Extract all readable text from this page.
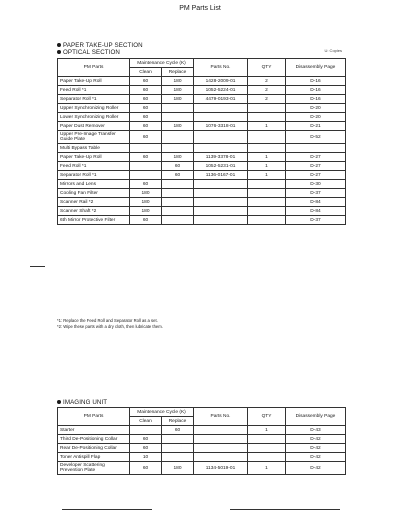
PM Parts List
PAPER TAKE-UP SECTION
OPTICAL SECTION	U: Copies
PM Parts	Maintenance Cycle (K)		Parts No.	QTY	Disassembly Page
	Clean	Replace			
Paper Take-Up Roll	60	180	1428-2009-01	2	D-16
Feed Roll *1	60	180	1052-5224-01	2	D-16
Separator Roll *1	60	180	4479-0193-01	2	D-16
Upper Synchronizing Roller	60				D-20
Lower Synchronizing Roller	60				D-20
Paper Dust Remover	60	180	1076-3318-01	1	D-21
Upper Pre-Image Transfer Guide Plate	60				D-52
Multi Bypass Table					
Paper Take-Up Roll	60	180	1139-3378-01	1	D-27
Feed Roll *1		60	1052-5231-01	1	D-27
Separator Roll *1		60	1136-0167-01	1	D-27
Mirrors and Lens	60				D-30
Cooling Fan Filter	180				D-37
Scanner Rail *2	180				D-84
Scanner Shaft *2	180				D-84
6th Mirror Protective Filter	60				D-37
*1: Replace the Feed Roll and Separator Roll as a set.
*2: Wipe these parts with a dry cloth, then lubricate them.
IMAGING UNIT
PM Parts	Maintenance Cycle (K)		Parts No.	QTY	Disassembly Page
	Clean	Replace			
Starter		60		1	D-43
Third De-Positioning Collar	60				D-42
Rear De-Positioning Collar	60				D-42
Toner Antispill Flap	10				D-42
Developer Scattering Prevention Plate	60	180	1134-5019-01	1	D-42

Problem statement => Omit the pictures. Transcribe every record exactly.

In response =>
Extract all readable text from this page.
PM Parts List
PAPER TAKE-UP SECTION
OPTICAL SECTION	U: Copies
PM Parts	Maintenance Cycle (K)		Parts No.	QTY	Disassembly Page
	Clean	Replace			
Paper Take-Up Roll	60	180	1428-2009-01	2	D-16
Feed Roll *1	60	180	1052-5224-01	2	D-16
Separator Roll *1	60	180	4479-0193-01	2	D-16
Upper Synchronizing Roller	60				D-20
Lower Synchronizing Roller	60				D-20
Paper Dust Remover	60	180	1076-3318-01	1	D-21
Upper Pre-Image Transfer Guide Plate	60				D-52
Multi Bypass Table					
Paper Take-Up Roll	60	180	1139-3378-01	1	D-27
Feed Roll *1		60	1052-5231-01	1	D-27
Separator Roll *1		60	1136-0167-01	1	D-27
Mirrors and Lens	60				D-30
Cooling Fan Filter	180				D-37
Scanner Rail *2	180				D-84
Scanner Shaft *2	180				D-84
6th Mirror Protective Filter	60				D-37
*1: Replace the Feed Roll and Separator Roll as a set.
*2: Wipe these parts with a dry cloth, then lubricate them.
IMAGING UNIT
PM Parts	Maintenance Cycle (K)		Parts No.	QTY	Disassembly Page
	Clean	Replace			
Starter		60		1	D-43
Third De-Positioning Collar	60				D-42
Rear De-Positioning Collar	60				D-42
Toner Antispill Flap	10				D-42
Developer Scattering Prevention Plate	60	180	1134-5019-01	1	D-42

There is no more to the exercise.